**RECORDS TO PROCESS:**
* START *

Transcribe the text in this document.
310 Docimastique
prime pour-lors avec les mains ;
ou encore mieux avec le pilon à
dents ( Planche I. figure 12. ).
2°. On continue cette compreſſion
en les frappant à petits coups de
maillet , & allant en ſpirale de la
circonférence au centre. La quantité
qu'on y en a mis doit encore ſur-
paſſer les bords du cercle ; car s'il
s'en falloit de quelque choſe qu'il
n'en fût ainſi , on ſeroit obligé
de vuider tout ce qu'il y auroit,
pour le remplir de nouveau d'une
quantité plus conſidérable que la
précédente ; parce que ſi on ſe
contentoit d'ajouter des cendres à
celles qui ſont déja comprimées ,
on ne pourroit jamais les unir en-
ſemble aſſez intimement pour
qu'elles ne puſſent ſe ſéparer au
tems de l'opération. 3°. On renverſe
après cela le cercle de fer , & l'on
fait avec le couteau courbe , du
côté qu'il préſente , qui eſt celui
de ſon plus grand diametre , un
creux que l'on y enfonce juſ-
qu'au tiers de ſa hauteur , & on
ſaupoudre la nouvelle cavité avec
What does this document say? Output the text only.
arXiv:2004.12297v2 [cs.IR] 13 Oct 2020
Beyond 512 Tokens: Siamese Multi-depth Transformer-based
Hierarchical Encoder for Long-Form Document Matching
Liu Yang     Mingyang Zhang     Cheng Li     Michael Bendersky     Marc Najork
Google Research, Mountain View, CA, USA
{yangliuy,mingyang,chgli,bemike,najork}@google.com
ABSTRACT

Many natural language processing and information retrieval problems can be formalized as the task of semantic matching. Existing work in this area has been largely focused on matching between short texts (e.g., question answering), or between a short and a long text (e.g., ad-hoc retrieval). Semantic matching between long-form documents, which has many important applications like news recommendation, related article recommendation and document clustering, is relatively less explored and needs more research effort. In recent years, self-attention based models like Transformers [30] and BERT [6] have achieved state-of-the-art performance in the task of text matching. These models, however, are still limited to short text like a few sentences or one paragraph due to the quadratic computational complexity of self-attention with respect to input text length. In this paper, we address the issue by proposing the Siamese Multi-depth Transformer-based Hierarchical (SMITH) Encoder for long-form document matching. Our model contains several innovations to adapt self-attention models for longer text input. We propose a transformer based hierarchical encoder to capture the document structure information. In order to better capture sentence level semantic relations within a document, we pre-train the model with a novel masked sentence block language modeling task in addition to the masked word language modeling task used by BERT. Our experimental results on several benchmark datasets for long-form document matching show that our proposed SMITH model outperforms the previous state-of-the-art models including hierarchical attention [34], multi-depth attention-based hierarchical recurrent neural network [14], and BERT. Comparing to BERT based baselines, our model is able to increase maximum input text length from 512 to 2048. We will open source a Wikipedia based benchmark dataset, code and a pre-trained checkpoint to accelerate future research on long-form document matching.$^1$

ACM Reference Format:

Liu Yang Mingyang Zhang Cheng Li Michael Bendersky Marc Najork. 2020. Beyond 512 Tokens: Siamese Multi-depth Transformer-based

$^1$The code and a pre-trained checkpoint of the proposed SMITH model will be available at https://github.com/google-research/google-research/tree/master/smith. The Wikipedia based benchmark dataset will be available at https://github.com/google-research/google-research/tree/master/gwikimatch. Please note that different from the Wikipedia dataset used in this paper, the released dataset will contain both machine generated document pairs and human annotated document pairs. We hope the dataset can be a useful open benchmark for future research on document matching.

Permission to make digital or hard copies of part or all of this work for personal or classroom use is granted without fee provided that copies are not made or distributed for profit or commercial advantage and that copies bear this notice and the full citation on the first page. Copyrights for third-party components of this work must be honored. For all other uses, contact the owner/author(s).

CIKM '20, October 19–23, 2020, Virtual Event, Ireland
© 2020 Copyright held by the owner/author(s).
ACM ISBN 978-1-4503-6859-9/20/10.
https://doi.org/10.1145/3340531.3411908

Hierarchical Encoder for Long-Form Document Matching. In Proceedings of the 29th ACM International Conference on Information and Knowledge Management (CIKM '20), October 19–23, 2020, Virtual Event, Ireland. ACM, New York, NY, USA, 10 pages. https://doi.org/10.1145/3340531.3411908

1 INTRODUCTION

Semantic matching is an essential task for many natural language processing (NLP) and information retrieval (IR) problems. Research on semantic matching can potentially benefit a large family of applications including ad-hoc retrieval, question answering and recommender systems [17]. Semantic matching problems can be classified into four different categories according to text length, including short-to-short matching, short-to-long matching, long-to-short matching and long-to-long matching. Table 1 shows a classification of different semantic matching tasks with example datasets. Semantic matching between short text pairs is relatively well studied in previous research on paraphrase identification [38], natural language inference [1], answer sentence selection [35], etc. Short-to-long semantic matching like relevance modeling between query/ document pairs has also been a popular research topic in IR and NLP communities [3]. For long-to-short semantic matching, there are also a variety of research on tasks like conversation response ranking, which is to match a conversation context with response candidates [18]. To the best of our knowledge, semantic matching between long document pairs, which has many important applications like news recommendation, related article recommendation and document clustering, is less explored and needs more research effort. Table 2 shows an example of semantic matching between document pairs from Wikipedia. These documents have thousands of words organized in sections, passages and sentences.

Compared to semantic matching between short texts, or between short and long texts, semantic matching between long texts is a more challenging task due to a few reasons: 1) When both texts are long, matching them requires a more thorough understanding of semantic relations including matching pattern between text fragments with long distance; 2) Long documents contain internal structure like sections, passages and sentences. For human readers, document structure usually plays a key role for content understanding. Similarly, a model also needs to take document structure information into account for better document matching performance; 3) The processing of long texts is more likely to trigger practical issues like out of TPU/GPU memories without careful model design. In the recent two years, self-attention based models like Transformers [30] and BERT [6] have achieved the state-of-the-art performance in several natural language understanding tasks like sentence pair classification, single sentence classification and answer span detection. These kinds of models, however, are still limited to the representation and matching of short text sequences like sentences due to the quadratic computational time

* END *

**PROBLEM TO WORK ON:** Tally the lines in the listing that hold "Ireland" and report the number alone.

**EXPECTED ANSWER:** 2